_EXERCISE OBJECTIVE_: Scan the data for "title" and copy the lines it appears in.

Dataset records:
━━━━━━━━━━━━━━━━━━━━

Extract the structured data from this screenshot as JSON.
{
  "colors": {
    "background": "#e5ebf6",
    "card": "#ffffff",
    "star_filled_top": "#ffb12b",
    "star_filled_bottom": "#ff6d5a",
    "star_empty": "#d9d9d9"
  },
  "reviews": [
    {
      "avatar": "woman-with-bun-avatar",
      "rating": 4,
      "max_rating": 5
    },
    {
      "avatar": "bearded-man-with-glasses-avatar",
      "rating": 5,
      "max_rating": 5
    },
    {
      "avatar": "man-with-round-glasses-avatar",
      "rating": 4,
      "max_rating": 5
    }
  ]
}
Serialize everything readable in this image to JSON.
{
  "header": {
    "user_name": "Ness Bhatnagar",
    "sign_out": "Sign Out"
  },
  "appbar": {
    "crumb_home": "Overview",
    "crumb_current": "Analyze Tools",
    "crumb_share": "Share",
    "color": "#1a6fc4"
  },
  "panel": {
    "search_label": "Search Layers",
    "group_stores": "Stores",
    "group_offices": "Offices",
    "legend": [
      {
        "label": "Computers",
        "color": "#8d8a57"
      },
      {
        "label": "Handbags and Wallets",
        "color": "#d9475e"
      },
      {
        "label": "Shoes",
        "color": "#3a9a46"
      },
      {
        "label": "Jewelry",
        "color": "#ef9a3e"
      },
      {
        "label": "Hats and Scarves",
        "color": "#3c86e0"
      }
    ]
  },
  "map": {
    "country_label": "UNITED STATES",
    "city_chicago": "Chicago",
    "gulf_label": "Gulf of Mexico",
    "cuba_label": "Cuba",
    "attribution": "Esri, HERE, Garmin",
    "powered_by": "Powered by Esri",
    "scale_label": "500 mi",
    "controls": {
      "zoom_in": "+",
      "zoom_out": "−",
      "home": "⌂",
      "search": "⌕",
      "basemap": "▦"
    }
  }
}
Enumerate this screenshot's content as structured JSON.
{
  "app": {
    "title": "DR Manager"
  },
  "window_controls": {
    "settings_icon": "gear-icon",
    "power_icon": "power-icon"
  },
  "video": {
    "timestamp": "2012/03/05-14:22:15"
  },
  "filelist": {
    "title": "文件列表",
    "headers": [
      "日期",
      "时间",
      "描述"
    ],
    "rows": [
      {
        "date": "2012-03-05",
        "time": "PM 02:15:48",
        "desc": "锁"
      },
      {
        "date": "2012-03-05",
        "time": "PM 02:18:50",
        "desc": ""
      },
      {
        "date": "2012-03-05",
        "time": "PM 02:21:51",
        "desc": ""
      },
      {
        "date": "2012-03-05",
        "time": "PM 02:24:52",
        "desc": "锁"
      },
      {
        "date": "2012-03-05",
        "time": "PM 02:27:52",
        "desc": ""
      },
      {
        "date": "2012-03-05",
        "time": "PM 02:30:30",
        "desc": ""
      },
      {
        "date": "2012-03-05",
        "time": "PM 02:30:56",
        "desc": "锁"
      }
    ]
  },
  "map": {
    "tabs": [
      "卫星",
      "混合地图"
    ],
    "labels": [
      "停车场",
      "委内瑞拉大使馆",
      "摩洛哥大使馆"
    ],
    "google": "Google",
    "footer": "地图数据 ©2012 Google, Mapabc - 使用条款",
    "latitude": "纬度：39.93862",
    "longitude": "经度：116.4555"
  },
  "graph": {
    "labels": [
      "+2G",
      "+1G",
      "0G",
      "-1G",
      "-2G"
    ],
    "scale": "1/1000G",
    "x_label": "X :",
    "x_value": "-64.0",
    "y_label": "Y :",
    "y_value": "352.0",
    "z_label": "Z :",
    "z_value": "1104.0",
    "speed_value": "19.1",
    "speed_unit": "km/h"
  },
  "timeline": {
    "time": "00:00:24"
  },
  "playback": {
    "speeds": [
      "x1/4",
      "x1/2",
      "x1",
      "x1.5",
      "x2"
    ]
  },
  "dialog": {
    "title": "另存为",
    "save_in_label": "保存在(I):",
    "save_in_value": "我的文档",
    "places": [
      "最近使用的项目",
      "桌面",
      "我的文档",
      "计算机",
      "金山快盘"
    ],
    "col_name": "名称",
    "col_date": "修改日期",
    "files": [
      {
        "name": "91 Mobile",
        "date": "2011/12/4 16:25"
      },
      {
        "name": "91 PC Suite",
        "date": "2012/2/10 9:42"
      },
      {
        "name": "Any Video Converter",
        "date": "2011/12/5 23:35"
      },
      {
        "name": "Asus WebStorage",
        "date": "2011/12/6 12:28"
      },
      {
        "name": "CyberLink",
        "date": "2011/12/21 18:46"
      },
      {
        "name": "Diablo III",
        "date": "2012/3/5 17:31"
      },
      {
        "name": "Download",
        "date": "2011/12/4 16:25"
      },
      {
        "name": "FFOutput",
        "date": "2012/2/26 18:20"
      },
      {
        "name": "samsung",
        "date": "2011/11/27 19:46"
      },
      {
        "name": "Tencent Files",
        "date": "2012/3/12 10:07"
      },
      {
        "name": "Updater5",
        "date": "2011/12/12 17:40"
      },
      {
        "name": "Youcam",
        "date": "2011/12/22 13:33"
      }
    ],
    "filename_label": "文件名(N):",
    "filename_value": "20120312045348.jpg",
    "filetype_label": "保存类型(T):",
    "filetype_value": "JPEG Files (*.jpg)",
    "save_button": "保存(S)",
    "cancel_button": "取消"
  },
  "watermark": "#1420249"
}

━━━━━━━━━━━━━━━━━━━━

_TASK SOLUTION_:
    "title": "DR Manager"
    "title": "文件列表",
    "title": "另存为",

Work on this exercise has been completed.